* SET TASK *
Report how many lines contain the word "Relative"; answer with the number only.

[Dataset records]
# # # # # # #

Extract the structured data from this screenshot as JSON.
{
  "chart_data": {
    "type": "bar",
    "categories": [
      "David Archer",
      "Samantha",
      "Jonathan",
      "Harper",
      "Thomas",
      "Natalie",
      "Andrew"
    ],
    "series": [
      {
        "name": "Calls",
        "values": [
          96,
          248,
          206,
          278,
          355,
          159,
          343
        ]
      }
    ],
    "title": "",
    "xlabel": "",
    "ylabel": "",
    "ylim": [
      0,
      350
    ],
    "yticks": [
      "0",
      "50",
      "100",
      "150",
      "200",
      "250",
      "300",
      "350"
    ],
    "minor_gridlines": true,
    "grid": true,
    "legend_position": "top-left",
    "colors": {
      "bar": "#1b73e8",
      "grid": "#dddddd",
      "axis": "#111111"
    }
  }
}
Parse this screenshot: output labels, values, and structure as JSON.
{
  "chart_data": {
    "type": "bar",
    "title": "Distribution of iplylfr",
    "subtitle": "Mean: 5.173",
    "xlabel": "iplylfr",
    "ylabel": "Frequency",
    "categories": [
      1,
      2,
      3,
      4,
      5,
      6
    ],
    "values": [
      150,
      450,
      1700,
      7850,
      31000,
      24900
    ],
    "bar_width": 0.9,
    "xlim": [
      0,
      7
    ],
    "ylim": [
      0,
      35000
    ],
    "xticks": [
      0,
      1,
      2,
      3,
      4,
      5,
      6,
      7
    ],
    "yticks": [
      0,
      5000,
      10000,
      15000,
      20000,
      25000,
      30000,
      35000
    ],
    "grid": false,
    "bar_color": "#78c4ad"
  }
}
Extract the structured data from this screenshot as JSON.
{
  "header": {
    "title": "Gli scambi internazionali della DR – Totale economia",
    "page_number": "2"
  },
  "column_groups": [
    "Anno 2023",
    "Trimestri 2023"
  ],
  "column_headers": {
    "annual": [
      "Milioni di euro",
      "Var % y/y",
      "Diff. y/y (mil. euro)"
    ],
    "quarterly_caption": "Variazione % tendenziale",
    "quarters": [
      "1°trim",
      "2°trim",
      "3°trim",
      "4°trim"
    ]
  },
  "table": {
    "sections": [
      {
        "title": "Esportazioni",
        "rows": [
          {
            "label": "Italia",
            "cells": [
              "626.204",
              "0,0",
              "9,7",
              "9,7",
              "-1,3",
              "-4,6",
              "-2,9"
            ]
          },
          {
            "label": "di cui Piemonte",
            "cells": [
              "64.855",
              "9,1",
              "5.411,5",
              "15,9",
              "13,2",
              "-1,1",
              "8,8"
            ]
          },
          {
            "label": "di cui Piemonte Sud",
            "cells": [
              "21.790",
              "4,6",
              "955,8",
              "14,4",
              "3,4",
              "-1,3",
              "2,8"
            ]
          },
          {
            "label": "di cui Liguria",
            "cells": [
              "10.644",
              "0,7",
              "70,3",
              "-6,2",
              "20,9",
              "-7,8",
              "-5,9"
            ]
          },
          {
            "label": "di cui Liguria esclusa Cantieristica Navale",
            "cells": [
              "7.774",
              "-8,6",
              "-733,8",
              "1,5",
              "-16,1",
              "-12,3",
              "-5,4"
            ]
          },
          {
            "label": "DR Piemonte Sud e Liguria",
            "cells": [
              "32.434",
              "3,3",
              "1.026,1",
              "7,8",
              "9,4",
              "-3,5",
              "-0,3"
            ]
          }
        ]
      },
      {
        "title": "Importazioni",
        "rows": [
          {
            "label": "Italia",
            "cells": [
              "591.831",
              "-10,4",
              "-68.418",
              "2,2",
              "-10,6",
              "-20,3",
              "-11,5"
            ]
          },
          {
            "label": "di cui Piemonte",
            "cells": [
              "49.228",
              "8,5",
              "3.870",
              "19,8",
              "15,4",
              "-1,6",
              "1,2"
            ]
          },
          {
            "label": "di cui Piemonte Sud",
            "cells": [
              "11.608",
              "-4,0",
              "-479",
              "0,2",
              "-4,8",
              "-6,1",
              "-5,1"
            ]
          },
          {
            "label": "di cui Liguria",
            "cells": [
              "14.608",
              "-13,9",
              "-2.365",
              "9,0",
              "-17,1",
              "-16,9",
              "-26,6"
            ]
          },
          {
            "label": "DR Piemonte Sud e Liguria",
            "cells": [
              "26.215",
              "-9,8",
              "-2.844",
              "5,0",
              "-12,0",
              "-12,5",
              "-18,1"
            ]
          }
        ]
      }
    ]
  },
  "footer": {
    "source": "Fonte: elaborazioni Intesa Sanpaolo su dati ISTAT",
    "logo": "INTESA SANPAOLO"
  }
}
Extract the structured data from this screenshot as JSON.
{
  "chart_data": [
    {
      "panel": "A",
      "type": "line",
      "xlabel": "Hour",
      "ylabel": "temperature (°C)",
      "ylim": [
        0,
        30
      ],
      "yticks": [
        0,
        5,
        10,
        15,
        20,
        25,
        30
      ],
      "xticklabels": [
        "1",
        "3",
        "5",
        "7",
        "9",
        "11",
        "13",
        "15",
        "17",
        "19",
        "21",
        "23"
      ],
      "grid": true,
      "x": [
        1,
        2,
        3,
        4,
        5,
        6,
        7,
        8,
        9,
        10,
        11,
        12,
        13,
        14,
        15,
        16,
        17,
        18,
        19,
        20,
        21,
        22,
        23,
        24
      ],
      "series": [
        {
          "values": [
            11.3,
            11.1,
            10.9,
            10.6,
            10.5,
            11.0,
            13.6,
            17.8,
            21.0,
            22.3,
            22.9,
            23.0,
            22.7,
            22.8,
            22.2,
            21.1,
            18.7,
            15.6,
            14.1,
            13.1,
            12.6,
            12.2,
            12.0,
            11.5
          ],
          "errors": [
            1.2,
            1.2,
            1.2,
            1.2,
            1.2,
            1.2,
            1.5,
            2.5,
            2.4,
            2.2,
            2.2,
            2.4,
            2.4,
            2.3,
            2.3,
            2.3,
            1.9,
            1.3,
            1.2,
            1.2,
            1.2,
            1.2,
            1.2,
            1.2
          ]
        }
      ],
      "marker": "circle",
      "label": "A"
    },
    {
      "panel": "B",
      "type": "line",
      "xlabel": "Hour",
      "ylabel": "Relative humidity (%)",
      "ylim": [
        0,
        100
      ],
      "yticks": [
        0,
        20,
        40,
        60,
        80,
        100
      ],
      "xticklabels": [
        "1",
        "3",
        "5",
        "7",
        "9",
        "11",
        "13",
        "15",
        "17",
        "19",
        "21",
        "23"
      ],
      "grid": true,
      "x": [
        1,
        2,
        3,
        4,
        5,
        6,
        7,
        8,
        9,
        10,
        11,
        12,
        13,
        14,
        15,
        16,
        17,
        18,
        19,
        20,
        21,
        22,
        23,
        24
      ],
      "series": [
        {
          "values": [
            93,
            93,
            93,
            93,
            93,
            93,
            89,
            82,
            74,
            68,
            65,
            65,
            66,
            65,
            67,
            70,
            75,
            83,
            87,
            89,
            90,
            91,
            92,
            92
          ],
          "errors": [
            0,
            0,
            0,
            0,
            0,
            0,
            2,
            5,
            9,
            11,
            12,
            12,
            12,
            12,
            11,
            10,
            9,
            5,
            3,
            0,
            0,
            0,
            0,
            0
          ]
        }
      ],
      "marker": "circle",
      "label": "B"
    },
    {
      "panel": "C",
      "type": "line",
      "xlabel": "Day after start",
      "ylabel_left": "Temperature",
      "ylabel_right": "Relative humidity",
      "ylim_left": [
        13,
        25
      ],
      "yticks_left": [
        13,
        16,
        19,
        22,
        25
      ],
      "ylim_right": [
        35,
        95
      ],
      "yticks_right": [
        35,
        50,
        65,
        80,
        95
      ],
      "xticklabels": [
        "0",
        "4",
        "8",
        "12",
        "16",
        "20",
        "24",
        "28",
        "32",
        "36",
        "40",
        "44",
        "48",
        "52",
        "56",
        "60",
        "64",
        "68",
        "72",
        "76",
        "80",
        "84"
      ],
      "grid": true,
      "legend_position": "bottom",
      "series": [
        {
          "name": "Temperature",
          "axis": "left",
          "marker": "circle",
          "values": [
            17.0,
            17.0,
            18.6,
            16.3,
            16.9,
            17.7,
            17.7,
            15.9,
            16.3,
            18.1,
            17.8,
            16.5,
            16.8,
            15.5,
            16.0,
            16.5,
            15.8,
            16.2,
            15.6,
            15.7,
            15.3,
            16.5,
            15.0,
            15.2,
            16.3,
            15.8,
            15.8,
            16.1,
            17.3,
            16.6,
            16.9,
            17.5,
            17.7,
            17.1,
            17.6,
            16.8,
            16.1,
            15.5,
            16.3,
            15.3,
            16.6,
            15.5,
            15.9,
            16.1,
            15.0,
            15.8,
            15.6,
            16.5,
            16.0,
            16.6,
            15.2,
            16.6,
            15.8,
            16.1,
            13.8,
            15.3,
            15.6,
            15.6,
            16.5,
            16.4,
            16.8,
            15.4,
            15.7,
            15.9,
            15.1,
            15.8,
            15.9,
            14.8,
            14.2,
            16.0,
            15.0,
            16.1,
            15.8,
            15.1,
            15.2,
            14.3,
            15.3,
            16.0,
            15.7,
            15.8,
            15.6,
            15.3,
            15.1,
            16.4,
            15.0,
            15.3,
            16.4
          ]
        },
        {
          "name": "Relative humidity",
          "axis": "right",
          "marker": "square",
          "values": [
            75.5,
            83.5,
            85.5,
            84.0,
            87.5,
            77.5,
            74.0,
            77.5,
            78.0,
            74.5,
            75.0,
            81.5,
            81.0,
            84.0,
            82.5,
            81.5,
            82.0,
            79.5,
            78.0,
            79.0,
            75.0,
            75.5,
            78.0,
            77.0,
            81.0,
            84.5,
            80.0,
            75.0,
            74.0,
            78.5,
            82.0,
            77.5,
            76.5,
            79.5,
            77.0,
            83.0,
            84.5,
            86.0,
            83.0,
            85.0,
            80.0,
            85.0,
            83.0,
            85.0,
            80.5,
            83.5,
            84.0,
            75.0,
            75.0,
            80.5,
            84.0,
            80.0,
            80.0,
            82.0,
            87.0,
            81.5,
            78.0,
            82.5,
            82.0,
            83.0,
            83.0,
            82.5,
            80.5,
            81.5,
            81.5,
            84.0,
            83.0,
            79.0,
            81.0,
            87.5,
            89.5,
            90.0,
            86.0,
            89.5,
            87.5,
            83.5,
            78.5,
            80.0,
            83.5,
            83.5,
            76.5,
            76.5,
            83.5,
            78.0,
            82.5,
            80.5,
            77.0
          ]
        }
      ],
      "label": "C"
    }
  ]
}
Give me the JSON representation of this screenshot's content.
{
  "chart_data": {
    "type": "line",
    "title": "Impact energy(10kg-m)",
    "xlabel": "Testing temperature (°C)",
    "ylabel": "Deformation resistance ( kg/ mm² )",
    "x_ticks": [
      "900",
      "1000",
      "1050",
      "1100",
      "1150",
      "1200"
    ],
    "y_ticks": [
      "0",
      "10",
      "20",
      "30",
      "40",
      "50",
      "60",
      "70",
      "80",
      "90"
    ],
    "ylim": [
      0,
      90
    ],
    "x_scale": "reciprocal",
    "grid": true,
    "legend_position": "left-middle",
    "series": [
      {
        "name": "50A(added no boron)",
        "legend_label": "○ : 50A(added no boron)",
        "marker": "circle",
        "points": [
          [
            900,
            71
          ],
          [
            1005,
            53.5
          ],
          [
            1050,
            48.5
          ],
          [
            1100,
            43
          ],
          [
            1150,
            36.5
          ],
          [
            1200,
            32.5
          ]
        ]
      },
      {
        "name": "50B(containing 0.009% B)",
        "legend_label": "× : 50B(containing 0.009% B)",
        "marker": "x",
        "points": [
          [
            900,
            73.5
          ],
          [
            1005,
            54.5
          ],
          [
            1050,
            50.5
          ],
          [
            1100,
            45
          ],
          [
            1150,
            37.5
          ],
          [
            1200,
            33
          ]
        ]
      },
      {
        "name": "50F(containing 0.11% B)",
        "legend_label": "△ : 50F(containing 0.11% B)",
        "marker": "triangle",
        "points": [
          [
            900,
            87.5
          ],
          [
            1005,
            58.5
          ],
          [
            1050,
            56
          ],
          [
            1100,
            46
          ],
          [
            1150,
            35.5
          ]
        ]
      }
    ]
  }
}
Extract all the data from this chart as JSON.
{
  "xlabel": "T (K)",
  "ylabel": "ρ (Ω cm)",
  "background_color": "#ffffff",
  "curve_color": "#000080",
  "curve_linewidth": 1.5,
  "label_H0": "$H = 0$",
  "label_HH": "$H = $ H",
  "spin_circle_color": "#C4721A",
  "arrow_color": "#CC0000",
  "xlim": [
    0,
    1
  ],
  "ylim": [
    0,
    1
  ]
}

# # # # # # #

* TASK SOLUTION *
3